Task material –
####################
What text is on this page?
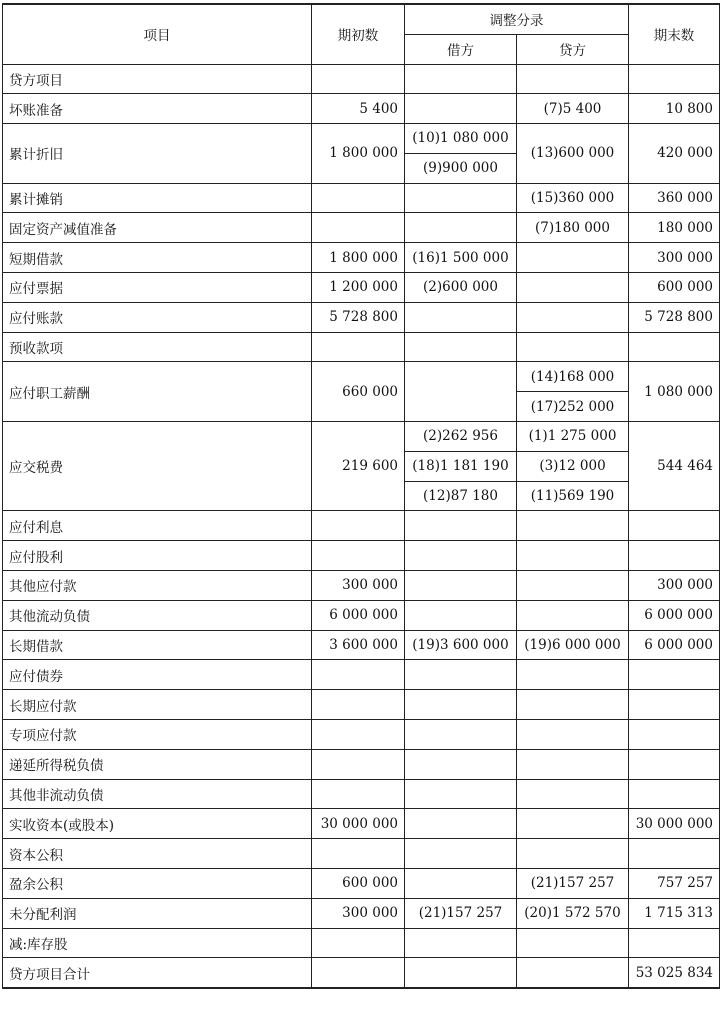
项目	期初数	调整分录		期末数
		借方	贷方	
贷方项目				
坏账准备	5 400		(7)5 400	10 800
累计折旧	1 800 000	(10)1 080 000	(13)600 000	420 000
		(9)900 000		
累计摊销			(15)360 000	360 000
固定资产减值准备			(7)180 000	180 000
短期借款	1 800 000	(16)1 500 000		300 000
应付票据	1 200 000	(2)600 000		600 000
应付账款	5 728 800			5 728 800
预收款项				
应付职工薪酬	660 000		(14)168 000	1 080 000
			(17)252 000	
应交税费	219 600	(2)262 956	(1)1 275 000	544 464
		(18)1 181 190	(3)12 000	
		(12)87 180	(11)569 190	
应付利息				
应付股利				
其他应付款	300 000			300 000
其他流动负债	6 000 000			6 000 000
长期借款	3 600 000	(19)3 600 000	(19)6 000 000	6 000 000
应付债券				
长期应付款				
专项应付款				
递延所得税负债				
其他非流动负债				
实收资本(或股本)	30 000 000			30 000 000
资本公积				
盈余公积	600 000		(21)157 257	757 257
未分配利润	300 000	(21)157 257	(20)1 572 570	1 715 313
减:库存股				
贷方项目合计				53 025 834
####################
Written request – Images do not belong in the copy; reproduce all other parts of the records above verbatim.

Complete response –
What text is on this page?
项目	期初数	调整分录		期末数
		借方	贷方	
贷方项目				
坏账准备	5 400		(7)5 400	10 800
累计折旧	1 800 000	(10)1 080 000	(13)600 000	420 000
		(9)900 000		
累计摊销			(15)360 000	360 000
固定资产减值准备			(7)180 000	180 000
短期借款	1 800 000	(16)1 500 000		300 000
应付票据	1 200 000	(2)600 000		600 000
应付账款	5 728 800			5 728 800
预收款项				
应付职工薪酬	660 000		(14)168 000	1 080 000
			(17)252 000	
应交税费	219 600	(2)262 956	(1)1 275 000	544 464
		(18)1 181 190	(3)12 000	
		(12)87 180	(11)569 190	
应付利息				
应付股利				
其他应付款	300 000			300 000
其他流动负债	6 000 000			6 000 000
长期借款	3 600 000	(19)3 600 000	(19)6 000 000	6 000 000
应付债券				
长期应付款				
专项应付款				
递延所得税负债				
其他非流动负债				
实收资本(或股本)	30 000 000			30 000 000
资本公积				
盈余公积	600 000		(21)157 257	757 257
未分配利润	300 000	(21)157 257	(20)1 572 570	1 715 313
减:库存股				
贷方项目合计				53 025 834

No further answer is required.